Exercise brief
Look for "solid" in the listing below. Gather each line that contains it.

Supplied material
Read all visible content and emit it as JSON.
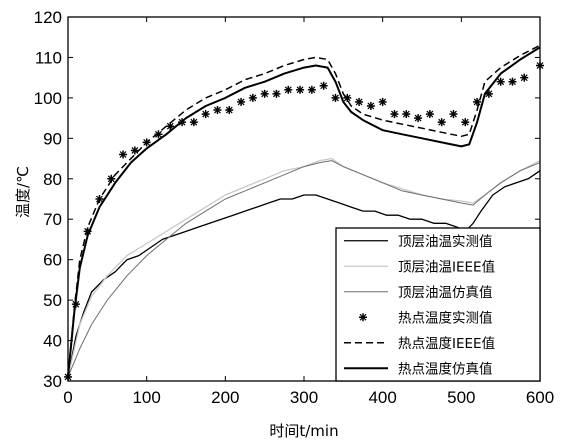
{
  "chart_data": {
    "type": "line",
    "xlabel": "时间t/min",
    "ylabel": "温度/℃",
    "xlim": [
      0,
      600
    ],
    "ylim": [
      30,
      120
    ],
    "xticks": [
      "0",
      "100",
      "200",
      "300",
      "400",
      "500",
      "600"
    ],
    "yticks": [
      "30",
      "40",
      "50",
      "60",
      "70",
      "80",
      "90",
      "100",
      "110",
      "120"
    ],
    "grid": false,
    "legend_position": "bottom-right",
    "series": [
      {
        "name": "顶层油温实测值",
        "style": "solid-thin",
        "color": "#000000",
        "x": [
          0,
          10,
          20,
          30,
          45,
          60,
          75,
          90,
          105,
          120,
          135,
          150,
          165,
          180,
          195,
          210,
          225,
          240,
          255,
          270,
          285,
          300,
          315,
          330,
          345,
          360,
          375,
          390,
          405,
          420,
          435,
          450,
          465,
          480,
          495,
          505,
          515,
          525,
          540,
          555,
          570,
          585,
          600
        ],
        "y": [
          31,
          41,
          47,
          52,
          55,
          57,
          60,
          61,
          63,
          65,
          66,
          67,
          68,
          69,
          70,
          71,
          72,
          73,
          74,
          75,
          75,
          76,
          76,
          75,
          74,
          73,
          72,
          72,
          71,
          71,
          70,
          70,
          69,
          69,
          68,
          67,
          69,
          72,
          76,
          78,
          79,
          80,
          82
        ]
      },
      {
        "name": "顶层油温IEEE值",
        "style": "solid-light",
        "color": "#c8c8c8",
        "x": [
          0,
          15,
          30,
          50,
          75,
          100,
          125,
          150,
          175,
          200,
          225,
          250,
          275,
          300,
          320,
          335,
          350,
          375,
          400,
          425,
          450,
          475,
          500,
          515,
          530,
          550,
          575,
          600
        ],
        "y": [
          31,
          44,
          51,
          56,
          61,
          64,
          67,
          70,
          73,
          76,
          78,
          80,
          82,
          83,
          84.5,
          85,
          83,
          81,
          79,
          77.5,
          76,
          75,
          74.5,
          74,
          76,
          79,
          82,
          84.5
        ]
      },
      {
        "name": "顶层油温仿真值",
        "style": "solid-gray",
        "color": "#6e6e6e",
        "x": [
          0,
          15,
          30,
          50,
          75,
          100,
          125,
          150,
          175,
          200,
          225,
          250,
          275,
          300,
          320,
          335,
          350,
          375,
          400,
          425,
          450,
          475,
          500,
          515,
          530,
          550,
          575,
          600
        ],
        "y": [
          31,
          38,
          44,
          50,
          56,
          61,
          65,
          69,
          72,
          75,
          77,
          79,
          81,
          83,
          84,
          84.5,
          83,
          81,
          79,
          77,
          76,
          75,
          74,
          73.5,
          76,
          79,
          82,
          84
        ]
      },
      {
        "name": "热点温度实测值",
        "style": "markers",
        "color": "#000000",
        "x": [
          0,
          10,
          25,
          40,
          55,
          70,
          85,
          100,
          115,
          130,
          145,
          160,
          175,
          190,
          205,
          220,
          235,
          250,
          265,
          280,
          295,
          310,
          325,
          340,
          355,
          370,
          385,
          400,
          415,
          430,
          445,
          460,
          475,
          490,
          505,
          520,
          535,
          550,
          565,
          580,
          600
        ],
        "y": [
          31,
          49,
          67,
          75,
          80,
          86,
          87,
          89,
          91,
          93,
          94,
          94,
          96,
          97,
          97,
          99,
          100,
          101,
          101,
          102,
          102,
          102,
          103,
          100,
          100,
          99,
          98,
          99,
          96,
          96,
          95,
          96,
          94,
          96,
          94,
          99,
          101,
          104,
          104,
          105,
          108
        ]
      },
      {
        "name": "热点温度IEEE值",
        "style": "dashed",
        "color": "#000000",
        "x": [
          0,
          8,
          15,
          25,
          40,
          60,
          80,
          100,
          125,
          150,
          175,
          200,
          225,
          250,
          275,
          300,
          315,
          330,
          340,
          350,
          360,
          375,
          400,
          425,
          450,
          475,
          500,
          510,
          520,
          530,
          550,
          575,
          600
        ],
        "y": [
          31,
          48,
          60,
          68,
          75,
          81,
          85,
          89,
          93,
          97,
          100,
          102,
          104.5,
          106,
          108,
          109.5,
          110,
          109.5,
          106,
          101,
          98,
          96,
          94.5,
          93.5,
          92.5,
          91.5,
          90.5,
          91,
          97,
          104,
          107.5,
          110.5,
          113
        ]
      },
      {
        "name": "热点温度仿真值",
        "style": "solid-thick",
        "color": "#000000",
        "x": [
          0,
          8,
          15,
          25,
          40,
          60,
          80,
          100,
          125,
          150,
          175,
          200,
          225,
          250,
          275,
          300,
          315,
          330,
          340,
          350,
          360,
          375,
          400,
          425,
          450,
          475,
          500,
          510,
          520,
          530,
          550,
          575,
          600
        ],
        "y": [
          31,
          47,
          58,
          66,
          73,
          79,
          84,
          87.5,
          91,
          95,
          98,
          100,
          102.5,
          104,
          106,
          107.5,
          108,
          107.5,
          104,
          99,
          96.5,
          94.5,
          92,
          91,
          90,
          89,
          88,
          88.5,
          94,
          101,
          106,
          109.5,
          112.5
        ]
      }
    ]
  }
}
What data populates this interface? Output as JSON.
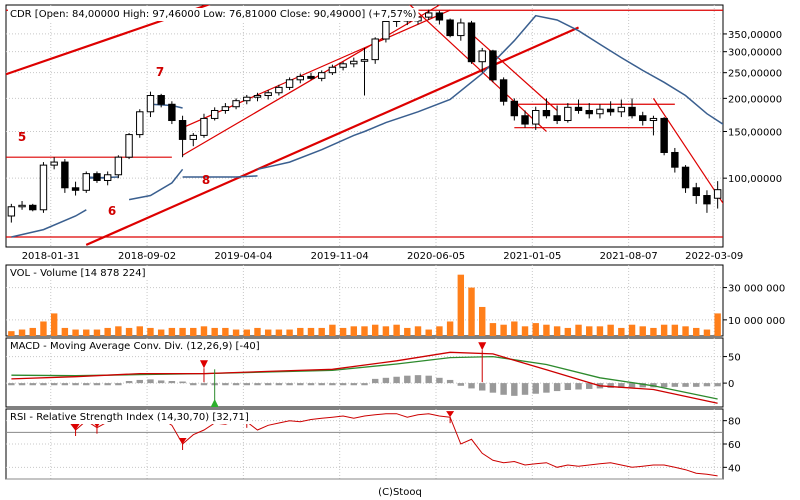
{
  "credit": "(C)Stooq",
  "colors": {
    "up_candle": "#ffffff",
    "down_candle": "#000000",
    "trendline": "#dd0000",
    "ma_line": "#3a5f8f",
    "volume_bar": "#ff7f1a",
    "macd_line": "#cc0000",
    "signal_line": "#2d8a2d",
    "histogram": "#999999",
    "rsi_line": "#cc0000",
    "grid": "#c8c8c8"
  },
  "chart_data": [
    {
      "type": "candlestick",
      "title": "CDR [Open: 84,00000  High: 97,46000  Low: 76,81000  Close: 90,49000]  (+7,57%)",
      "x_tick_labels": [
        "2018-01-31",
        "2018-09-02",
        "2019-04-04",
        "2019-11-04",
        "2020-06-05",
        "2021-01-05",
        "2021-08-07",
        "2022-03-09"
      ],
      "y_tick_labels": [
        "350,00000",
        "300,00000",
        "250,00000",
        "200,00000",
        "150,00000",
        "100,00000"
      ],
      "y_ticks": [
        350,
        300,
        250,
        200,
        150,
        100
      ],
      "y_scale": "log",
      "ylim": [
        55,
        450
      ],
      "annotations": [
        "5",
        "6",
        "7",
        "8"
      ],
      "candles": [
        {
          "o": 72,
          "h": 80,
          "l": 68,
          "c": 78
        },
        {
          "o": 78,
          "h": 82,
          "l": 76,
          "c": 79
        },
        {
          "o": 79,
          "h": 80,
          "l": 75,
          "c": 76
        },
        {
          "o": 76,
          "h": 115,
          "l": 74,
          "c": 112
        },
        {
          "o": 112,
          "h": 120,
          "l": 108,
          "c": 115
        },
        {
          "o": 115,
          "h": 118,
          "l": 88,
          "c": 92
        },
        {
          "o": 92,
          "h": 97,
          "l": 86,
          "c": 90
        },
        {
          "o": 90,
          "h": 106,
          "l": 88,
          "c": 104
        },
        {
          "o": 104,
          "h": 106,
          "l": 96,
          "c": 98
        },
        {
          "o": 98,
          "h": 106,
          "l": 94,
          "c": 103
        },
        {
          "o": 103,
          "h": 122,
          "l": 100,
          "c": 120
        },
        {
          "o": 120,
          "h": 148,
          "l": 118,
          "c": 146
        },
        {
          "o": 146,
          "h": 182,
          "l": 142,
          "c": 178
        },
        {
          "o": 178,
          "h": 212,
          "l": 170,
          "c": 205
        },
        {
          "o": 205,
          "h": 208,
          "l": 185,
          "c": 190
        },
        {
          "o": 190,
          "h": 195,
          "l": 160,
          "c": 165
        },
        {
          "o": 165,
          "h": 172,
          "l": 120,
          "c": 140
        },
        {
          "o": 140,
          "h": 148,
          "l": 132,
          "c": 145
        },
        {
          "o": 145,
          "h": 175,
          "l": 142,
          "c": 168
        },
        {
          "o": 168,
          "h": 185,
          "l": 165,
          "c": 180
        },
        {
          "o": 180,
          "h": 192,
          "l": 175,
          "c": 186
        },
        {
          "o": 186,
          "h": 200,
          "l": 182,
          "c": 196
        },
        {
          "o": 196,
          "h": 206,
          "l": 190,
          "c": 202
        },
        {
          "o": 202,
          "h": 210,
          "l": 195,
          "c": 205
        },
        {
          "o": 205,
          "h": 215,
          "l": 198,
          "c": 210
        },
        {
          "o": 210,
          "h": 225,
          "l": 205,
          "c": 220
        },
        {
          "o": 220,
          "h": 240,
          "l": 215,
          "c": 235
        },
        {
          "o": 235,
          "h": 248,
          "l": 228,
          "c": 242
        },
        {
          "o": 242,
          "h": 250,
          "l": 235,
          "c": 238
        },
        {
          "o": 238,
          "h": 255,
          "l": 232,
          "c": 250
        },
        {
          "o": 250,
          "h": 268,
          "l": 245,
          "c": 262
        },
        {
          "o": 262,
          "h": 275,
          "l": 255,
          "c": 270
        },
        {
          "o": 270,
          "h": 285,
          "l": 262,
          "c": 276
        },
        {
          "o": 276,
          "h": 310,
          "l": 205,
          "c": 280
        },
        {
          "o": 280,
          "h": 340,
          "l": 270,
          "c": 335
        },
        {
          "o": 335,
          "h": 395,
          "l": 325,
          "c": 390
        },
        {
          "o": 390,
          "h": 402,
          "l": 372,
          "c": 395
        },
        {
          "o": 395,
          "h": 400,
          "l": 378,
          "c": 392
        },
        {
          "o": 392,
          "h": 412,
          "l": 380,
          "c": 405
        },
        {
          "o": 405,
          "h": 432,
          "l": 395,
          "c": 420
        },
        {
          "o": 420,
          "h": 428,
          "l": 380,
          "c": 395
        },
        {
          "o": 395,
          "h": 400,
          "l": 340,
          "c": 345
        },
        {
          "o": 345,
          "h": 400,
          "l": 330,
          "c": 385
        },
        {
          "o": 385,
          "h": 392,
          "l": 270,
          "c": 275
        },
        {
          "o": 275,
          "h": 310,
          "l": 250,
          "c": 302
        },
        {
          "o": 302,
          "h": 305,
          "l": 230,
          "c": 235
        },
        {
          "o": 235,
          "h": 240,
          "l": 188,
          "c": 195
        },
        {
          "o": 195,
          "h": 200,
          "l": 165,
          "c": 172
        },
        {
          "o": 172,
          "h": 180,
          "l": 155,
          "c": 160
        },
        {
          "o": 160,
          "h": 186,
          "l": 152,
          "c": 180
        },
        {
          "o": 180,
          "h": 200,
          "l": 168,
          "c": 172
        },
        {
          "o": 172,
          "h": 188,
          "l": 160,
          "c": 165
        },
        {
          "o": 165,
          "h": 192,
          "l": 162,
          "c": 185
        },
        {
          "o": 185,
          "h": 198,
          "l": 175,
          "c": 180
        },
        {
          "o": 180,
          "h": 192,
          "l": 168,
          "c": 175
        },
        {
          "o": 175,
          "h": 190,
          "l": 168,
          "c": 182
        },
        {
          "o": 182,
          "h": 195,
          "l": 172,
          "c": 178
        },
        {
          "o": 178,
          "h": 198,
          "l": 170,
          "c": 185
        },
        {
          "o": 185,
          "h": 200,
          "l": 168,
          "c": 172
        },
        {
          "o": 172,
          "h": 178,
          "l": 158,
          "c": 165
        },
        {
          "o": 165,
          "h": 172,
          "l": 145,
          "c": 168
        },
        {
          "o": 168,
          "h": 170,
          "l": 122,
          "c": 125
        },
        {
          "o": 125,
          "h": 130,
          "l": 105,
          "c": 110
        },
        {
          "o": 110,
          "h": 112,
          "l": 88,
          "c": 92
        },
        {
          "o": 92,
          "h": 96,
          "l": 80,
          "c": 86
        },
        {
          "o": 86,
          "h": 90,
          "l": 74,
          "c": 80
        },
        {
          "o": 84,
          "h": 97.46,
          "l": 76.81,
          "c": 90.49
        }
      ],
      "moving_average": [
        [
          0,
          60
        ],
        [
          3,
          64
        ],
        [
          6,
          72
        ],
        [
          7,
          76
        ],
        null,
        [
          7,
          100
        ],
        [
          10,
          101
        ],
        null,
        [
          7,
          101
        ],
        [
          9,
          100
        ],
        null,
        [
          11,
          83
        ],
        [
          13,
          86
        ],
        [
          15,
          96
        ],
        [
          16,
          108
        ],
        null,
        [
          13,
          190
        ],
        [
          15,
          188
        ],
        [
          16,
          184
        ],
        null,
        [
          16,
          101
        ],
        [
          19,
          101
        ],
        [
          21,
          101
        ],
        [
          23,
          102
        ],
        null,
        [
          23,
          108
        ],
        [
          26,
          115
        ],
        [
          29,
          128
        ],
        [
          32,
          145
        ],
        [
          33,
          150
        ],
        [
          35,
          162
        ],
        [
          38,
          178
        ],
        [
          41,
          198
        ],
        [
          44,
          248
        ],
        [
          47,
          330
        ],
        [
          49,
          410
        ],
        [
          51,
          395
        ],
        [
          53,
          360
        ],
        [
          55,
          320
        ],
        [
          57,
          285
        ],
        [
          59,
          255
        ],
        [
          61,
          230
        ],
        [
          63,
          205
        ],
        [
          65,
          175
        ],
        [
          67,
          155
        ]
      ],
      "trendlines": [
        {
          "from": [
            -2,
            235
          ],
          "to": [
            19,
            460
          ]
        },
        {
          "from": [
            7,
            56
          ],
          "to": [
            53,
            370
          ]
        },
        {
          "from": [
            16,
            122
          ],
          "to": [
            41,
            475
          ]
        },
        {
          "from": [
            16,
            155
          ],
          "to": [
            41,
            430
          ]
        },
        {
          "from": [
            -2,
            120
          ],
          "to": [
            15,
            120
          ]
        },
        {
          "from": [
            -2,
            60
          ],
          "to": [
            67,
            60
          ]
        },
        {
          "from": [
            -2,
            430
          ],
          "to": [
            67,
            430
          ]
        },
        {
          "from": [
            37,
            460
          ],
          "to": [
            50,
            150
          ]
        },
        {
          "from": [
            43,
            350
          ],
          "to": [
            51,
            180
          ]
        },
        {
          "from": [
            47,
            190
          ],
          "to": [
            62,
            190
          ]
        },
        {
          "from": [
            47,
            155
          ],
          "to": [
            60,
            155
          ]
        },
        {
          "from": [
            60,
            200
          ],
          "to": [
            67,
            75
          ]
        }
      ]
    },
    {
      "type": "bar",
      "title": "VOL - Volume [14 878 224]",
      "y_tick_labels": [
        "30 000 000",
        "10 000 000"
      ],
      "y_ticks": [
        30000000,
        10000000
      ],
      "ylim": [
        0,
        44000000
      ],
      "values": [
        3,
        4,
        5,
        9,
        14,
        5,
        4,
        4,
        4,
        5,
        6,
        5,
        6,
        5,
        4,
        5,
        5,
        5,
        6,
        5,
        5,
        4,
        4,
        5,
        4,
        4,
        4,
        5,
        5,
        5,
        7,
        5,
        6,
        6,
        7,
        6,
        7,
        5,
        6,
        4,
        6,
        9,
        38,
        30,
        18,
        8,
        7,
        9,
        6,
        8,
        7,
        6,
        5,
        7,
        6,
        6,
        7,
        5,
        7,
        6,
        5,
        7,
        7,
        6,
        5,
        4,
        14
      ]
    },
    {
      "type": "line",
      "title": "MACD - Moving Average Conv. Div. (12,26,9) [-40]",
      "y_tick_labels": [
        "50",
        "0"
      ],
      "y_ticks": [
        50,
        0
      ],
      "ylim": [
        -45,
        85
      ],
      "macd": [
        [
          0,
          8
        ],
        [
          6,
          12
        ],
        [
          12,
          18
        ],
        [
          18,
          18
        ],
        [
          24,
          22
        ],
        [
          30,
          26
        ],
        [
          36,
          42
        ],
        [
          41,
          58
        ],
        [
          45,
          55
        ],
        [
          50,
          25
        ],
        [
          55,
          -5
        ],
        [
          60,
          -12
        ],
        [
          66,
          -38
        ]
      ],
      "signal": [
        [
          0,
          15
        ],
        [
          6,
          14
        ],
        [
          12,
          16
        ],
        [
          18,
          18
        ],
        [
          24,
          21
        ],
        [
          30,
          24
        ],
        [
          36,
          36
        ],
        [
          41,
          48
        ],
        [
          45,
          50
        ],
        [
          50,
          35
        ],
        [
          55,
          10
        ],
        [
          60,
          -5
        ],
        [
          66,
          -30
        ]
      ],
      "histogram": [
        -4,
        -4,
        -4,
        -4,
        -4,
        -4,
        -4,
        -4,
        -4,
        -4,
        -4,
        4,
        6,
        7,
        5,
        4,
        3,
        -4,
        -4,
        -4,
        -4,
        -4,
        -4,
        -4,
        -4,
        -4,
        -4,
        -4,
        -4,
        -4,
        -4,
        -4,
        -4,
        -4,
        8,
        10,
        12,
        14,
        15,
        14,
        10,
        6,
        -5,
        -10,
        -14,
        -18,
        -22,
        -24,
        -22,
        -20,
        -18,
        -15,
        -13,
        -12,
        -11,
        -10,
        -9,
        -9,
        -8,
        -8,
        -8,
        -8,
        -7,
        -7,
        -7,
        -6,
        -6
      ],
      "sell_markers": [
        [
          18,
          28
        ],
        [
          44,
          62
        ]
      ],
      "buy_markers": [
        [
          19,
          -45
        ]
      ]
    },
    {
      "type": "line",
      "title": "RSI - Relative Strength Index (14,30,70) [32,71]",
      "y_tick_labels": [
        "80",
        "60",
        "40"
      ],
      "y_ticks": [
        80,
        60,
        40
      ],
      "ylim": [
        30,
        90
      ],
      "values": [
        82,
        80,
        81,
        78,
        83,
        84,
        72,
        80,
        74,
        79,
        81,
        82,
        80,
        83,
        82,
        76,
        60,
        68,
        72,
        78,
        77,
        80,
        79,
        72,
        76,
        78,
        80,
        79,
        81,
        82,
        83,
        84,
        82,
        84,
        85,
        86,
        86,
        83,
        85,
        86,
        84,
        83,
        60,
        64,
        52,
        46,
        44,
        45,
        42,
        43,
        44,
        40,
        42,
        41,
        42,
        43,
        44,
        42,
        40,
        41,
        42,
        42,
        40,
        38,
        35,
        34,
        32.7
      ],
      "markers": [
        6,
        8,
        16,
        22,
        41
      ],
      "ref_lines": [
        70,
        30
      ]
    }
  ]
}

Answer in full
        "style": "solid-thin",
        "style": "solid-light",
        "style": "solid-gray",
        "style": "solid-thick",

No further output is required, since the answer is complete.